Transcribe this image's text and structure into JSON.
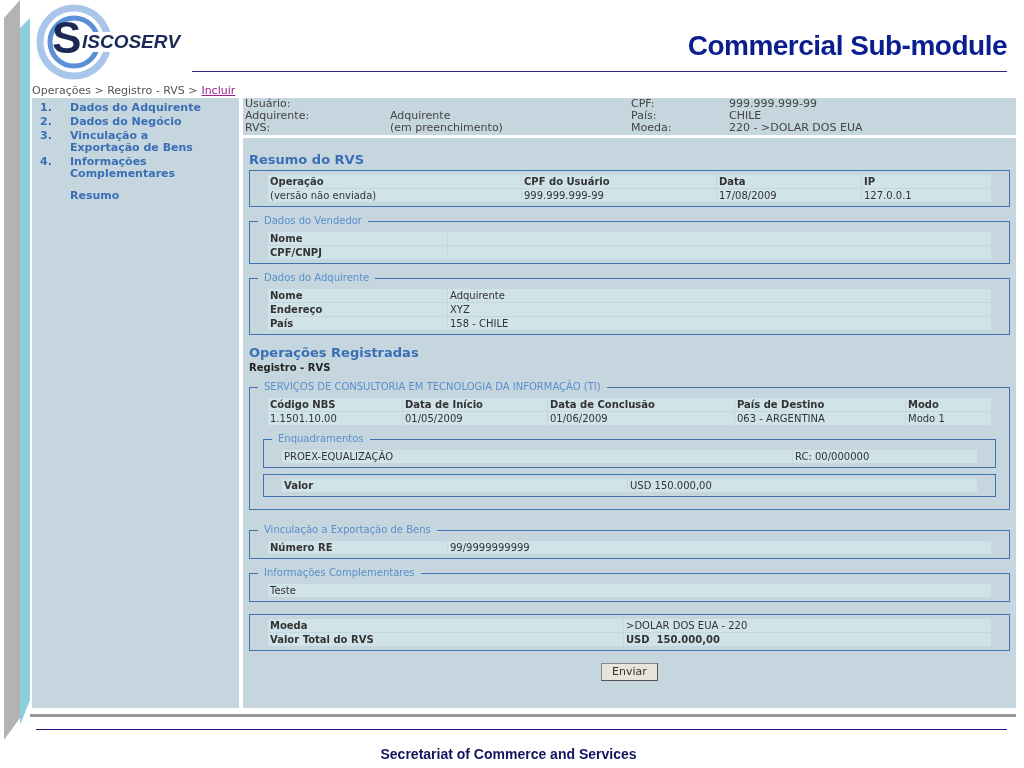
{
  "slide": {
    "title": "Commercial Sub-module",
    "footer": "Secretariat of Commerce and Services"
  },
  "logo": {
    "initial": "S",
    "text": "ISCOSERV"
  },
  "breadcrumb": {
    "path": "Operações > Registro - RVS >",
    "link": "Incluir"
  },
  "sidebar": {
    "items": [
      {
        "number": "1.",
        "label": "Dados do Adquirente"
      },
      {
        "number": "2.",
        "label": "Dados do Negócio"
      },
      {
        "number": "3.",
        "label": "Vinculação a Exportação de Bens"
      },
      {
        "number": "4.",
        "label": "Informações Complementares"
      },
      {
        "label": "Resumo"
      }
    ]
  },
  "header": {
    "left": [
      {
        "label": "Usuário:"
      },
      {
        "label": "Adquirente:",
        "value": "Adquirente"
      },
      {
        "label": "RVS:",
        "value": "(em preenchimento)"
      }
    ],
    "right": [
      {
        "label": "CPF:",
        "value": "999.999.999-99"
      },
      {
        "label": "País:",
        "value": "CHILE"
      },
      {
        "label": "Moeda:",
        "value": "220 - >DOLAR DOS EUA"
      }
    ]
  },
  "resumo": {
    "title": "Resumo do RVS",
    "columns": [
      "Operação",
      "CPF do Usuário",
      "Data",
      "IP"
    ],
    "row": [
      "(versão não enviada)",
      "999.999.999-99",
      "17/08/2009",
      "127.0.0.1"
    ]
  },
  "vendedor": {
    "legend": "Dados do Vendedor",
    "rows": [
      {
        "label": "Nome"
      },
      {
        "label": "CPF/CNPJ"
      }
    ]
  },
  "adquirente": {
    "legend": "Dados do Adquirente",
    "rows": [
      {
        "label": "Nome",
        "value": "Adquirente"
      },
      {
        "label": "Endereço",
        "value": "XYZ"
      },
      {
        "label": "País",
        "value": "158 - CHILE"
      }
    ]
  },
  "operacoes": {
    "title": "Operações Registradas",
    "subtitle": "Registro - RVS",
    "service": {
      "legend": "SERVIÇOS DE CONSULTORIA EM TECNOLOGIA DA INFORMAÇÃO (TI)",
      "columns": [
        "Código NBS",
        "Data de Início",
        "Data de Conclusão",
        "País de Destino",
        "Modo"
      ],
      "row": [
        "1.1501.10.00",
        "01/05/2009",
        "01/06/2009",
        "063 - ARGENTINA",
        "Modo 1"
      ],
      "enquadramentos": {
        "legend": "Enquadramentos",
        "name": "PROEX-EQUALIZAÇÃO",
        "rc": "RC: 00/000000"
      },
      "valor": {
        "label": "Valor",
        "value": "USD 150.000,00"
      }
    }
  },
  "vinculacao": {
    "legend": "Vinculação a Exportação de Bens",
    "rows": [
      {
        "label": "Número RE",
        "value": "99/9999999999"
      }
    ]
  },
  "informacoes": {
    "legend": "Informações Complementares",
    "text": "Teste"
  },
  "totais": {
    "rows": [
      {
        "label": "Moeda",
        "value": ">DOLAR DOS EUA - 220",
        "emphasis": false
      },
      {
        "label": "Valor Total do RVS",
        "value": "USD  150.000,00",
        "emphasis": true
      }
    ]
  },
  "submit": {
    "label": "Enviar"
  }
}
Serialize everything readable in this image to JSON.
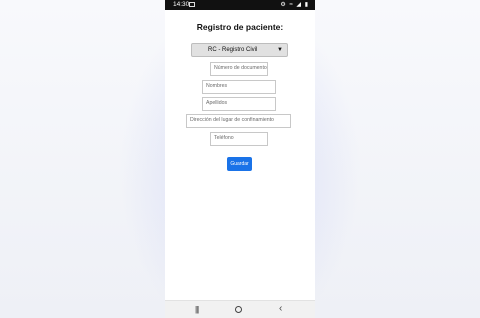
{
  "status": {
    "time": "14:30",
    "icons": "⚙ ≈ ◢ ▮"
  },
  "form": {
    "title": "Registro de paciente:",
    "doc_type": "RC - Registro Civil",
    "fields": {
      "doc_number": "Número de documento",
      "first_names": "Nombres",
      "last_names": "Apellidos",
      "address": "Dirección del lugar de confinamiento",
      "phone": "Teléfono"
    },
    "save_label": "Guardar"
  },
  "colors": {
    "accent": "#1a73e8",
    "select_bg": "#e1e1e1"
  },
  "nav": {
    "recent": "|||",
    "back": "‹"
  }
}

# # # #

DESCRIPTION OF THE TASK – The lines above form a set of records; determine how many of them contain the string "País" and give that number alone.

FULL RESPONSE – 3